#### STATED GOAL:
Write out the data below exactly as given, without any of its pictures.
--- begin DATASET RECORDS ---
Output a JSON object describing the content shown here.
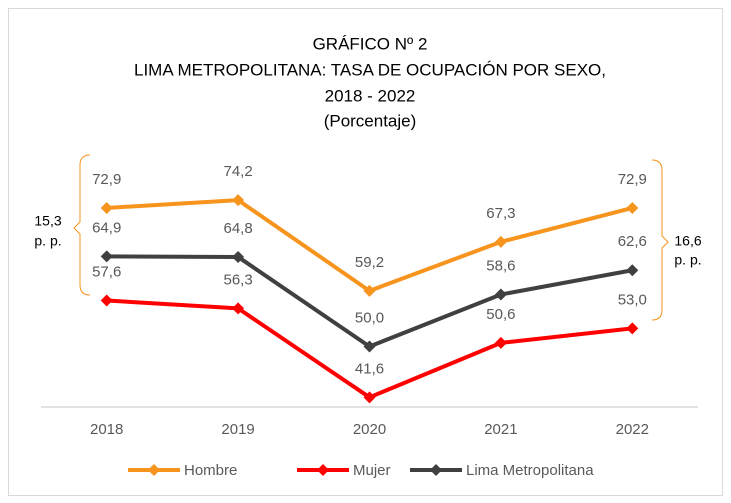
{
  "chart_data": {
    "type": "line",
    "title": "GRÁFICO Nº 2",
    "subtitle": [
      "LIMA METROPOLITANA: TASA DE OCUPACIÓN POR SEXO,",
      "2018 - 2022"
    ],
    "unit_label": "(Porcentaje)",
    "categories": [
      "2018",
      "2019",
      "2020",
      "2021",
      "2022"
    ],
    "ylim": [
      40,
      80
    ],
    "series": [
      {
        "name": "Hombre",
        "color": "#f7941d",
        "values": [
          72.9,
          74.2,
          59.2,
          67.3,
          72.9
        ],
        "value_labels": [
          "72,9",
          "74,2",
          "59,2",
          "67,3",
          "72,9"
        ]
      },
      {
        "name": "Mujer",
        "color": "#ff0000",
        "values": [
          57.6,
          56.3,
          41.6,
          50.6,
          53.0
        ],
        "value_labels": [
          "57,6",
          "56,3",
          "41,6",
          "50,6",
          "53,0"
        ]
      },
      {
        "name": "Lima Metropolitana",
        "color": "#404040",
        "values": [
          64.9,
          64.8,
          50.0,
          58.6,
          62.6
        ],
        "value_labels": [
          "64,9",
          "64,8",
          "50,0",
          "58,6",
          "62,6"
        ]
      }
    ],
    "annotations": [
      {
        "text": "15,3",
        "unit": "p. p."
      },
      {
        "text": "16,6",
        "unit": "p. p."
      }
    ],
    "legend": "bottom"
  }
}
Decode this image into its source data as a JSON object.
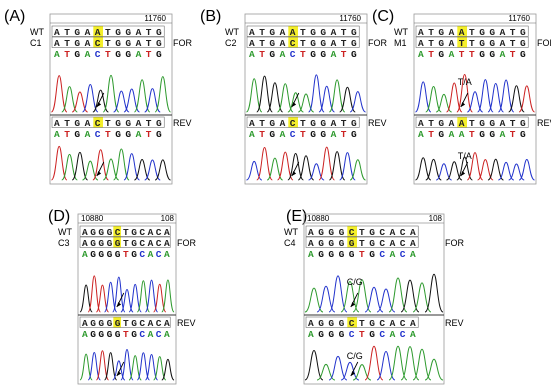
{
  "panels": [
    {
      "id": "A",
      "label": "(A)",
      "position": "11760",
      "rows": [
        {
          "name": "WT",
          "seq": "ATGAATGGATG",
          "tag": "",
          "style": "box"
        },
        {
          "name": "C1",
          "seq": "ATGACTGGATG",
          "tag": "FOR",
          "style": "box"
        },
        {
          "name": "",
          "seq": "ATGACTGGATG",
          "tag": "",
          "style": "color"
        }
      ],
      "rev_rows": [
        {
          "name": "",
          "seq": "ATGACTGGATG",
          "tag": "REV",
          "style": "box"
        },
        {
          "name": "",
          "seq": "ATGACTGGATG",
          "tag": "",
          "style": "color"
        }
      ],
      "highlight_index": 4,
      "annotation": ""
    },
    {
      "id": "B",
      "label": "(B)",
      "position": "11760",
      "rows": [
        {
          "name": "WT",
          "seq": "ATGAATGGATG",
          "tag": "",
          "style": "box"
        },
        {
          "name": "C2",
          "seq": "ATGACTGGATG",
          "tag": "FOR",
          "style": "box"
        },
        {
          "name": "",
          "seq": "ATGACTGGATG",
          "tag": "",
          "style": "color"
        }
      ],
      "rev_rows": [
        {
          "name": "",
          "seq": "ATGACTGGATG",
          "tag": "REV",
          "style": "box"
        },
        {
          "name": "",
          "seq": "ATGACTGGATG",
          "tag": "",
          "style": "color"
        }
      ],
      "highlight_index": 4,
      "annotation": ""
    },
    {
      "id": "C",
      "label": "(C)",
      "position": "11760",
      "rows": [
        {
          "name": "WT",
          "seq": "ATGAATGGATG",
          "tag": "",
          "style": "box"
        },
        {
          "name": "M1",
          "seq": "ATGATTGGATG",
          "tag": "FOR",
          "style": "box"
        },
        {
          "name": "",
          "seq": "ATGATTGGATG",
          "tag": "",
          "style": "color"
        }
      ],
      "rev_rows": [
        {
          "name": "",
          "seq": "ATGAATGGATG",
          "tag": "REV",
          "style": "box"
        },
        {
          "name": "",
          "seq": "ATGAATGGATG",
          "tag": "",
          "style": "color"
        }
      ],
      "highlight_index": 4,
      "annotation": "T/A"
    },
    {
      "id": "D",
      "label": "(D)",
      "position": "10880",
      "position_right": "108",
      "rows": [
        {
          "name": "WT",
          "seq": "AGGGCTGCACA",
          "tag": "",
          "style": "box"
        },
        {
          "name": "C3",
          "seq": "AGGGGTGCACA",
          "tag": "FOR",
          "style": "box"
        },
        {
          "name": "",
          "seq": "AGGGGTGCACA",
          "tag": "",
          "style": "color"
        }
      ],
      "rev_rows": [
        {
          "name": "",
          "seq": "AGGGGTGCACA",
          "tag": "REV",
          "style": "box"
        },
        {
          "name": "",
          "seq": "AGGGGTGCACA",
          "tag": "",
          "style": "color"
        }
      ],
      "highlight_index": 4,
      "annotation": ""
    },
    {
      "id": "E",
      "label": "(E)",
      "position": "10880",
      "position_right": "108",
      "rows": [
        {
          "name": "WT",
          "seq": "AGGGCTGCACA",
          "tag": "",
          "style": "box"
        },
        {
          "name": "C4",
          "seq": "AGGGGTGCACA",
          "tag": "FOR",
          "style": "box"
        },
        {
          "name": "",
          "seq": "AGGGGTGCACA",
          "tag": "",
          "style": "color"
        }
      ],
      "rev_rows": [
        {
          "name": "",
          "seq": "AGGGCTGCACA",
          "tag": "REV",
          "style": "box"
        },
        {
          "name": "",
          "seq": "AGGGCTGCACA",
          "tag": "",
          "style": "color"
        }
      ],
      "highlight_index": 4,
      "annotation": "C/G"
    }
  ],
  "colors": {
    "A": "#2e9a2e",
    "C": "#2233cc",
    "G": "#111111",
    "T": "#cc2222",
    "highlight": "#f4ef2a",
    "frame": "#999999"
  }
}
--- end DATASET RECORDS ---
#### RESPONSE:
Output a JSON object describing the content shown here.
{
  "chart_data": {
    "type": "line",
    "title": "GRÁFICO Nº 2",
    "subtitle": [
      "LIMA METROPOLITANA: TASA DE OCUPACIÓN POR SEXO,",
      "2018 - 2022"
    ],
    "unit_label": "(Porcentaje)",
    "categories": [
      "2018",
      "2019",
      "2020",
      "2021",
      "2022"
    ],
    "ylim": [
      40,
      80
    ],
    "series": [
      {
        "name": "Hombre",
        "color": "#f7941d",
        "values": [
          72.9,
          74.2,
          59.2,
          67.3,
          72.9
        ],
        "value_labels": [
          "72,9",
          "74,2",
          "59,2",
          "67,3",
          "72,9"
        ]
      },
      {
        "name": "Mujer",
        "color": "#ff0000",
        "values": [
          57.6,
          56.3,
          41.6,
          50.6,
          53.0
        ],
        "value_labels": [
          "57,6",
          "56,3",
          "41,6",
          "50,6",
          "53,0"
        ]
      },
      {
        "name": "Lima Metropolitana",
        "color": "#404040",
        "values": [
          64.9,
          64.8,
          50.0,
          58.6,
          62.6
        ],
        "value_labels": [
          "64,9",
          "64,8",
          "50,0",
          "58,6",
          "62,6"
        ]
      }
    ],
    "annotations": [
      {
        "text": "15,3",
        "unit": "p. p."
      },
      {
        "text": "16,6",
        "unit": "p. p."
      }
    ],
    "legend": "bottom"
  }
}
Decode this image into its source data as a JSON object.
{
  "panels": [
    {
      "id": "A",
      "label": "(A)",
      "position": "11760",
      "rows": [
        {
          "name": "WT",
          "seq": "ATGAATGGATG",
          "tag": "",
          "style": "box"
        },
        {
          "name": "C1",
          "seq": "ATGACTGGATG",
          "tag": "FOR",
          "style": "box"
        },
        {
          "name": "",
          "seq": "ATGACTGGATG",
          "tag": "",
          "style": "color"
        }
      ],
      "rev_rows": [
        {
          "name": "",
          "seq": "ATGACTGGATG",
          "tag": "REV",
          "style": "box"
        },
        {
          "name": "",
          "seq": "ATGACTGGATG",
          "tag": "",
          "style": "color"
        }
      ],
      "highlight_index": 4,
      "annotation": ""
    },
    {
      "id": "B",
      "label": "(B)",
      "position": "11760",
      "rows": [
        {
          "name": "WT",
          "seq": "ATGAATGGATG",
          "tag": "",
          "style": "box"
        },
        {
          "name": "C2",
          "seq": "ATGACTGGATG",
          "tag": "FOR",
          "style": "box"
        },
        {
          "name": "",
          "seq": "ATGACTGGATG",
          "tag": "",
          "style": "color"
        }
      ],
      "rev_rows": [
        {
          "name": "",
          "seq": "ATGACTGGATG",
          "tag": "REV",
          "style": "box"
        },
        {
          "name": "",
          "seq": "ATGACTGGATG",
          "tag": "",
          "style": "color"
        }
      ],
      "highlight_index": 4,
      "annotation": ""
    },
    {
      "id": "C",
      "label": "(C)",
      "position": "11760",
      "rows": [
        {
          "name": "WT",
          "seq": "ATGAATGGATG",
          "tag": "",
          "style": "box"
        },
        {
          "name": "M1",
          "seq": "ATGATTGGATG",
          "tag": "FOR",
          "style": "box"
        },
        {
          "name": "",
          "seq": "ATGATTGGATG",
          "tag": "",
          "style": "color"
        }
      ],
      "rev_rows": [
        {
          "name": "",
          "seq": "ATGAATGGATG",
          "tag": "REV",
          "style": "box"
        },
        {
          "name": "",
          "seq": "ATGAATGGATG",
          "tag": "",
          "style": "color"
        }
      ],
      "highlight_index": 4,
      "annotation": "T/A"
    },
    {
      "id": "D",
      "label": "(D)",
      "position": "10880",
      "position_right": "108",
      "rows": [
        {
          "name": "WT",
          "seq": "AGGGCTGCACA",
          "tag": "",
          "style": "box"
        },
        {
          "name": "C3",
          "seq": "AGGGGTGCACA",
          "tag": "FOR",
          "style": "box"
        },
        {
          "name": "",
          "seq": "AGGGGTGCACA",
          "tag": "",
          "style": "color"
        }
      ],
      "rev_rows": [
        {
          "name": "",
          "seq": "AGGGGTGCACA",
          "tag": "REV",
          "style": "box"
        },
        {
          "name": "",
          "seq": "AGGGGTGCACA",
          "tag": "",
          "style": "color"
        }
      ],
      "highlight_index": 4,
      "annotation": ""
    },
    {
      "id": "E",
      "label": "(E)",
      "position": "10880",
      "position_right": "108",
      "rows": [
        {
          "name": "WT",
          "seq": "AGGGCTGCACA",
          "tag": "",
          "style": "box"
        },
        {
          "name": "C4",
          "seq": "AGGGGTGCACA",
          "tag": "FOR",
          "style": "box"
        },
        {
          "name": "",
          "seq": "AGGGGTGCACA",
          "tag": "",
          "style": "color"
        }
      ],
      "rev_rows": [
        {
          "name": "",
          "seq": "AGGGCTGCACA",
          "tag": "REV",
          "style": "box"
        },
        {
          "name": "",
          "seq": "AGGGCTGCACA",
          "tag": "",
          "style": "color"
        }
      ],
      "highlight_index": 4,
      "annotation": "C/G"
    }
  ],
  "colors": {
    "A": "#2e9a2e",
    "C": "#2233cc",
    "G": "#111111",
    "T": "#cc2222",
    "highlight": "#f4ef2a",
    "frame": "#999999"
  }
}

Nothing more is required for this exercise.